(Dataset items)

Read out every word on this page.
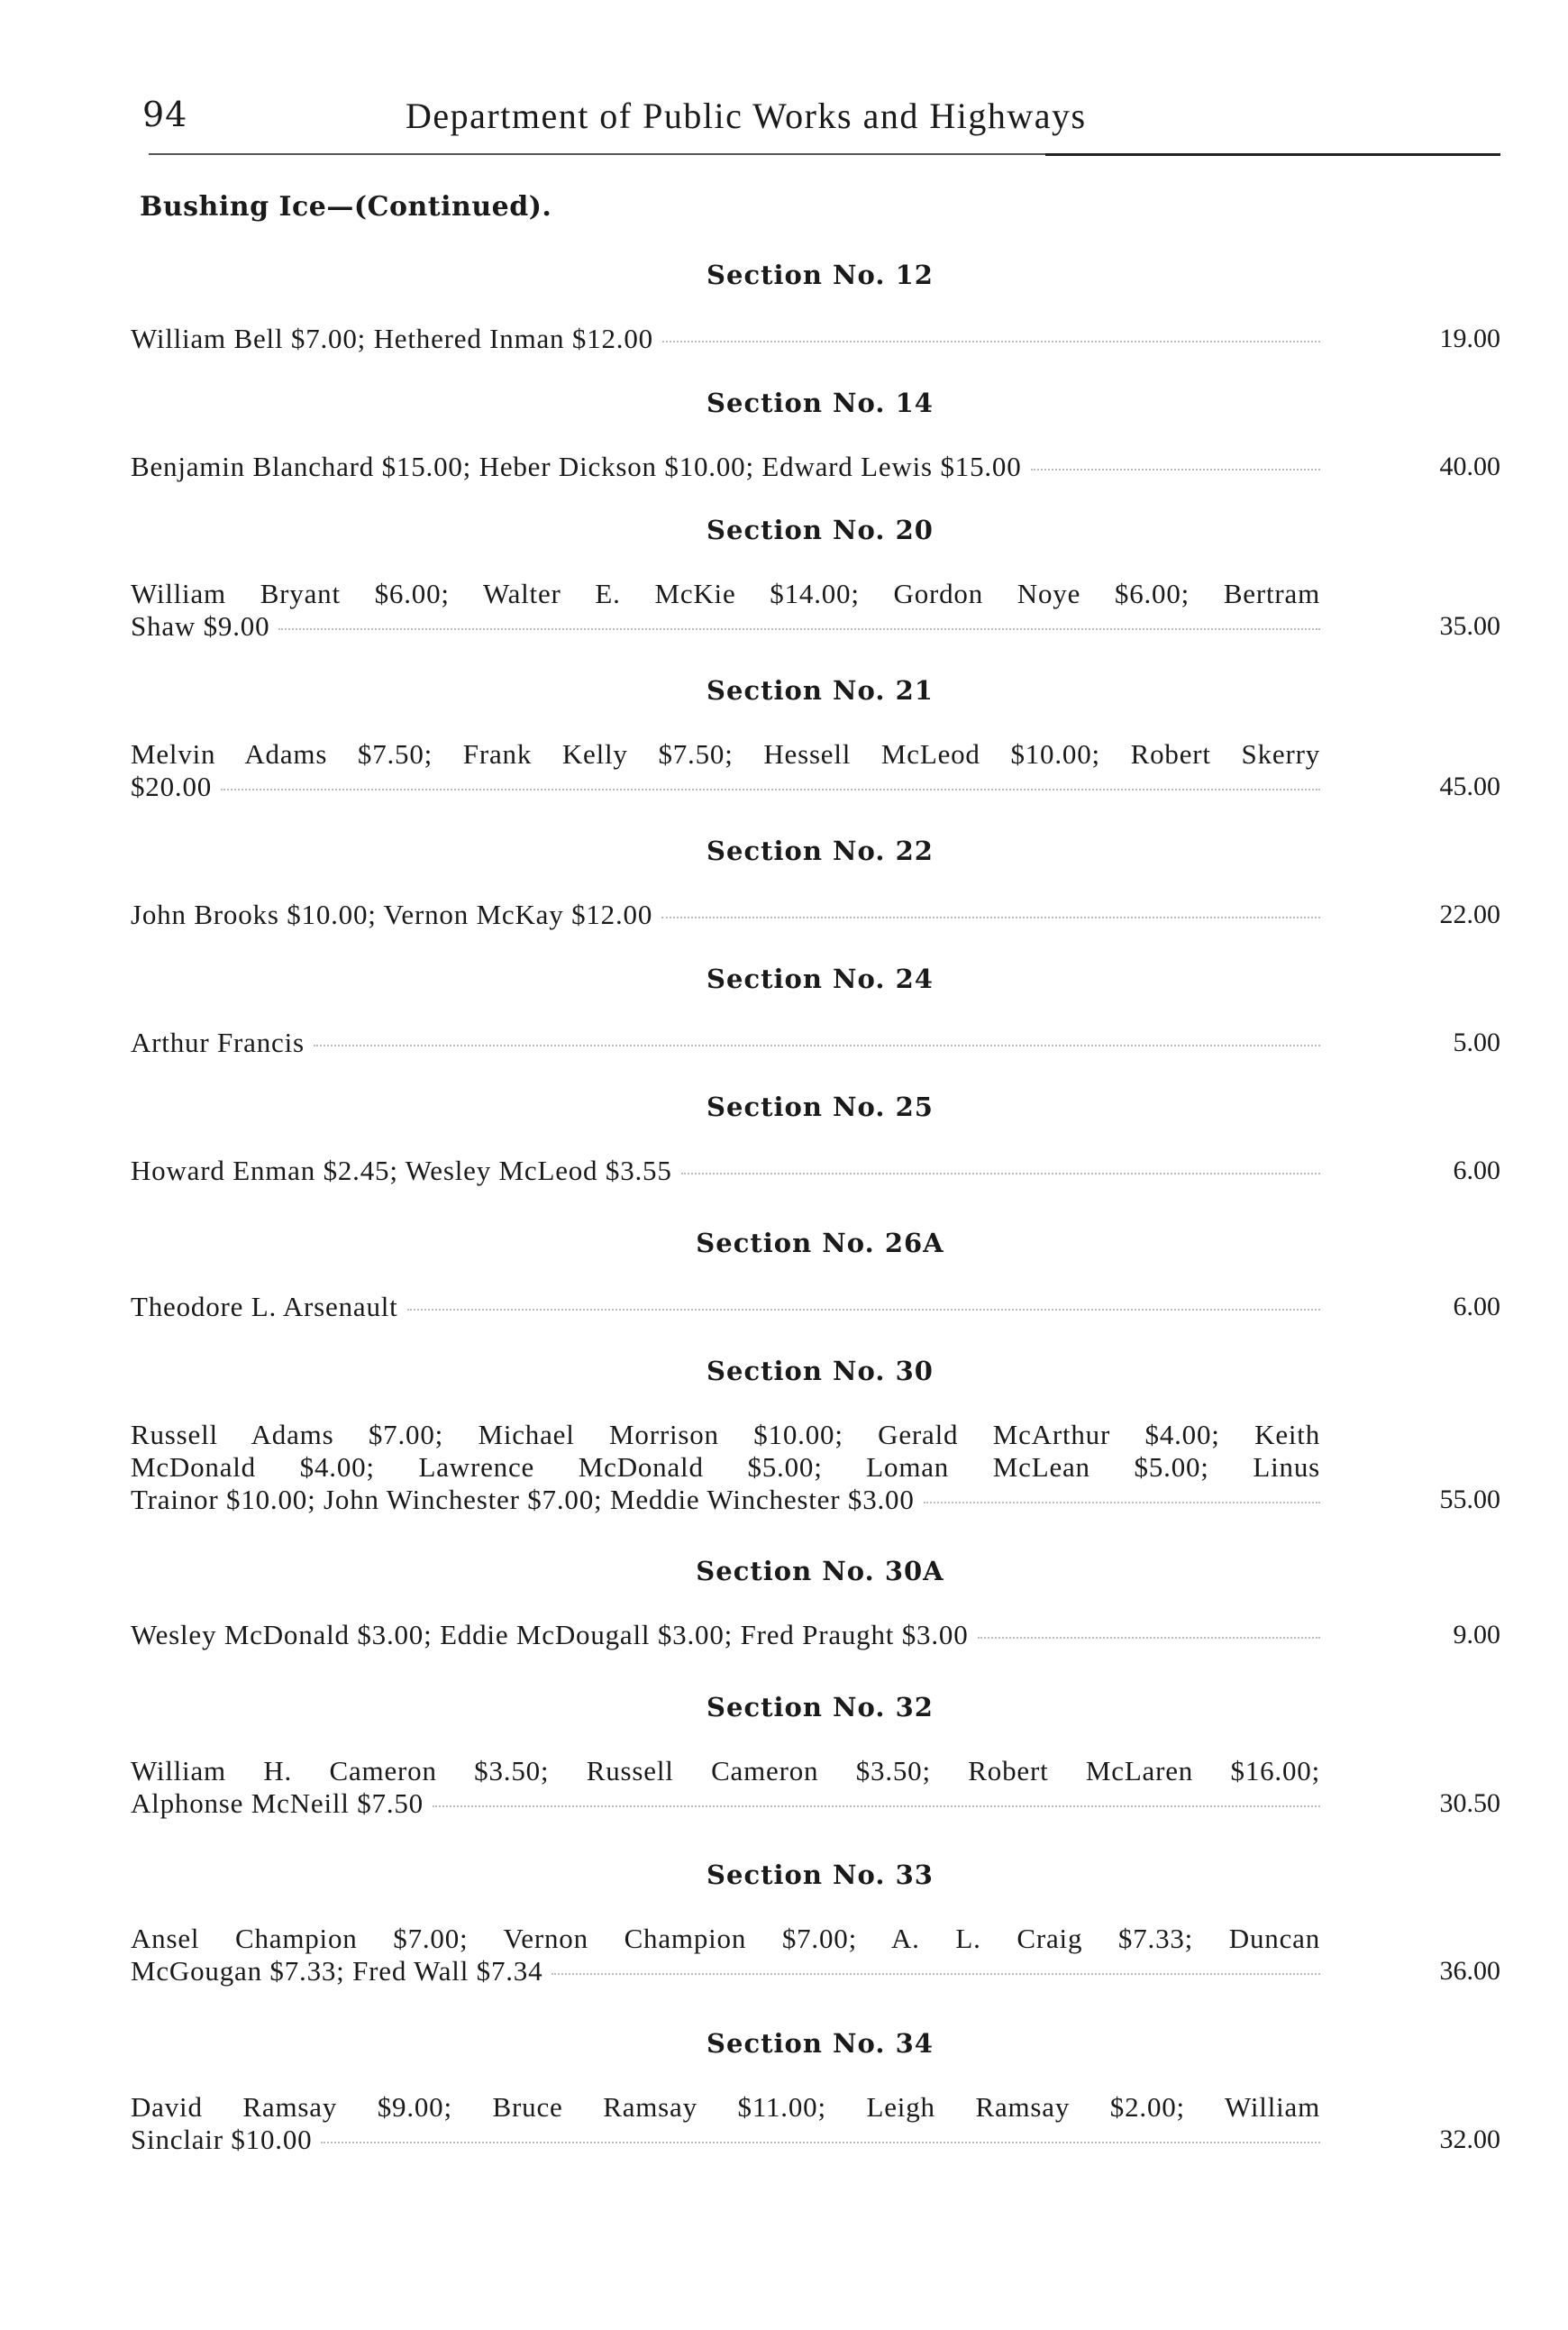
94	Department of Public Works and Highways
Bushing Ice—(Continued).
Section No. 12
William Bell $7.00; Hethered Inman $12.00	19.00
Section No. 14
Benjamin Blanchard $15.00; Heber Dickson $10.00; Edward Lewis $15.00	40.00
Section No. 20
William Bryant $6.00; Walter E. McKie $14.00; Gordon Noye $6.00; Bertram
Shaw $9.00	35.00
Section No. 21
Melvin Adams $7.50; Frank Kelly $7.50; Hessell McLeod $10.00; Robert Skerry
$20.00	45.00
Section No. 22
John Brooks $10.00; Vernon McKay $12.00	22.00
Section No. 24
Arthur Francis	5.00
Section No. 25
Howard Enman $2.45; Wesley McLeod $3.55	6.00
Section No. 26A
Theodore L. Arsenault	6.00
Section No. 30
Russell Adams $7.00; Michael Morrison $10.00; Gerald McArthur $4.00; Keith
McDonald $4.00; Lawrence McDonald $5.00; Loman McLean $5.00; Linus
Trainor $10.00; John Winchester $7.00; Meddie Winchester $3.00	55.00
Section No. 30A
Wesley McDonald $3.00; Eddie McDougall $3.00; Fred Praught $3.00	9.00
Section No. 32
William H. Cameron $3.50; Russell Cameron $3.50; Robert McLaren $16.00;
Alphonse McNeill $7.50	30.50
Section No. 33
Ansel Champion $7.00; Vernon Champion $7.00; A. L. Craig $7.33; Duncan
McGougan $7.33; Fred Wall $7.34	36.00
Section No. 34
David Ramsay $9.00; Bruce Ramsay $11.00; Leigh Ramsay $2.00; William
Sinclair $10.00	32.00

(DIRECTIONS) Count the lines above that contain the word "Adams", and give only that number.

(REPLY) 2